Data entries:

========================================================================

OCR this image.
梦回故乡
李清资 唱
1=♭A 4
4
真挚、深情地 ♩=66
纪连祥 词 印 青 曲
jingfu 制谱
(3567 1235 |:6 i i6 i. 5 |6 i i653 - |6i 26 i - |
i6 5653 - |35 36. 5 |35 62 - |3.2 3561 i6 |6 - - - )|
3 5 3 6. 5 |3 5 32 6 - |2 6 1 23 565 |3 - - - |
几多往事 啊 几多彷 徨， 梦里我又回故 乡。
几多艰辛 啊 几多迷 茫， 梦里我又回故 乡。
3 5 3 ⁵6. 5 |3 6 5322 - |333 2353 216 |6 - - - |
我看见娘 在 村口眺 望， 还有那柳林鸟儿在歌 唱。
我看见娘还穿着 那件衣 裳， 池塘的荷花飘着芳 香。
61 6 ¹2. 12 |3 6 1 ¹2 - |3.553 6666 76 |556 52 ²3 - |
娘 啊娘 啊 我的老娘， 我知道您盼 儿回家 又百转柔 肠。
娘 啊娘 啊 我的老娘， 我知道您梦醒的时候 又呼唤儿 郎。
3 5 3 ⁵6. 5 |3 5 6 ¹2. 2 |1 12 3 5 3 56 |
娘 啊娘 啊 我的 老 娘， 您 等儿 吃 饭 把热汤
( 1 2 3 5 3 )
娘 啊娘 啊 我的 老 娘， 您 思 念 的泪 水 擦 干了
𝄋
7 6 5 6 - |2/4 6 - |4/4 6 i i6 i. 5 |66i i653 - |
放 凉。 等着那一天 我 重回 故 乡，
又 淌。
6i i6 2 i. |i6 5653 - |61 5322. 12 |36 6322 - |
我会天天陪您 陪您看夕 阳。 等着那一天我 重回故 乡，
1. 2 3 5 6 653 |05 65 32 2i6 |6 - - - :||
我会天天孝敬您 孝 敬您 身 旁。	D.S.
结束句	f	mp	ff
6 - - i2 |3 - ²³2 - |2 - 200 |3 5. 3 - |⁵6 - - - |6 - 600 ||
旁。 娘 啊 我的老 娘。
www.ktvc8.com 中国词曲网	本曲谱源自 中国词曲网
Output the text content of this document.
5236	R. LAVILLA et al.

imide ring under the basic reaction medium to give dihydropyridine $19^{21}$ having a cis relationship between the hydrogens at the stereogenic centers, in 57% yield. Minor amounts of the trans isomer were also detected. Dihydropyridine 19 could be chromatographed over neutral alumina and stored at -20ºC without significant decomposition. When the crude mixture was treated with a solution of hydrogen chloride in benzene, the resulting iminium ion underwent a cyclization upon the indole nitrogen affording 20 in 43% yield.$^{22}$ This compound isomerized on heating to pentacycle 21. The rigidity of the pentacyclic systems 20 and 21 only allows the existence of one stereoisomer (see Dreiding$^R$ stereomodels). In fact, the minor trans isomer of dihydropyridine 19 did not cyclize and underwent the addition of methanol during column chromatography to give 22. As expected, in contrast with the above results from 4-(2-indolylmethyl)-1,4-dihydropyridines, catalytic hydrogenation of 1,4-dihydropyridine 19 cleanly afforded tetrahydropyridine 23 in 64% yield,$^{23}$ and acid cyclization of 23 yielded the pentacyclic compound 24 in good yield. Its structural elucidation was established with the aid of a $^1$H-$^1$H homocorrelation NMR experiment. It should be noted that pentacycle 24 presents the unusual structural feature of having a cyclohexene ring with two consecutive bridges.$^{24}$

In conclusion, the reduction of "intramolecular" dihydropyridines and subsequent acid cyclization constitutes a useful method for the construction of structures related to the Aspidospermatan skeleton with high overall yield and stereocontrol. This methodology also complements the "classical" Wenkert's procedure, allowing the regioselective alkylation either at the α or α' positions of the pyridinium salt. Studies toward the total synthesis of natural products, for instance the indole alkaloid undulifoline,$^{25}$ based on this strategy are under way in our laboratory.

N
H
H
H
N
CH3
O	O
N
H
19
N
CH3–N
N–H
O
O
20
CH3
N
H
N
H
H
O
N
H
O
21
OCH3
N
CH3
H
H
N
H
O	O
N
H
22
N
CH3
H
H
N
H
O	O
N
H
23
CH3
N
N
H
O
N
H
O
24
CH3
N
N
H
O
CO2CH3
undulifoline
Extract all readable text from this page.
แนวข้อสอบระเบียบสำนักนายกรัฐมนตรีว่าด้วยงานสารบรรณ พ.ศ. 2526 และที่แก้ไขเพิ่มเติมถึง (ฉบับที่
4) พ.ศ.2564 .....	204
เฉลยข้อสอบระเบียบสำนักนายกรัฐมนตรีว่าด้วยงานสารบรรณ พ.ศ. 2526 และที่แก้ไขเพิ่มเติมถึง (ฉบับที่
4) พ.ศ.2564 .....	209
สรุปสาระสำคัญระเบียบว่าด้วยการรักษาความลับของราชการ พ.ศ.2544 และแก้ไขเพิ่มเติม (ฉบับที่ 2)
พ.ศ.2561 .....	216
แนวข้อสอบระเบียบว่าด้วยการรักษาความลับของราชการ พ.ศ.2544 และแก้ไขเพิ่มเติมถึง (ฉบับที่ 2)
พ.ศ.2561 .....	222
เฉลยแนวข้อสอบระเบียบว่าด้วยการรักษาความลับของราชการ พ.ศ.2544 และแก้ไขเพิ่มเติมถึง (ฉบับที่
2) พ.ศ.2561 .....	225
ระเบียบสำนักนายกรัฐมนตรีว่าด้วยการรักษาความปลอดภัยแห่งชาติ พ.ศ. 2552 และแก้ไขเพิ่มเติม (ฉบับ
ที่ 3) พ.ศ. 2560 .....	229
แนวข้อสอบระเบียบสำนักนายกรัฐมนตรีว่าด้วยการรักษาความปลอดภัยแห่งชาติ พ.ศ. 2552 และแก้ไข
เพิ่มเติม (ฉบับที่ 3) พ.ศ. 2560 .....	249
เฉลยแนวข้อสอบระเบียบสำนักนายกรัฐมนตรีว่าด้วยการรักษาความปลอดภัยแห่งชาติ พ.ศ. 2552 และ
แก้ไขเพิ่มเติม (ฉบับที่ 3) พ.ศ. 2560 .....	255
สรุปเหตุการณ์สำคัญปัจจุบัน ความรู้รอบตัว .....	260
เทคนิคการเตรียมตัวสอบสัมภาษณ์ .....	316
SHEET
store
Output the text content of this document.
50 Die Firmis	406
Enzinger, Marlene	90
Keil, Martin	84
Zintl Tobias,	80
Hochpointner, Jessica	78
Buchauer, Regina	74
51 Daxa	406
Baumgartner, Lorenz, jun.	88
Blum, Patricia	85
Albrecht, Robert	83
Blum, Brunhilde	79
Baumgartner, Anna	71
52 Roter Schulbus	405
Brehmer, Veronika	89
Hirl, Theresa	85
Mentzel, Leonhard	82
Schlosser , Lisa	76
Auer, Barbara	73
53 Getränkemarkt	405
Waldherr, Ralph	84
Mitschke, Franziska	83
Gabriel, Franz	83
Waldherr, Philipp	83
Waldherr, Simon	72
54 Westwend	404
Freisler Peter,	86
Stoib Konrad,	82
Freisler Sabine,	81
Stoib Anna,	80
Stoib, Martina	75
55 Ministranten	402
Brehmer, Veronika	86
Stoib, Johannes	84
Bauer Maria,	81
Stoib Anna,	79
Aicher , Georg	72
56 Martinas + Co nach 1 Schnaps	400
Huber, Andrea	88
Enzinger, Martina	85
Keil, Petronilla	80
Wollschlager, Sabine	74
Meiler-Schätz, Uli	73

========================================================================

> PROBLEM
Reproduce each line of the entries in which the word "梦里我又回故" is found.

> REPLY
几多往事 啊 几多彷 徨， 梦里我又回故 乡。
几多艰辛 啊 几多迷 茫， 梦里我又回故 乡。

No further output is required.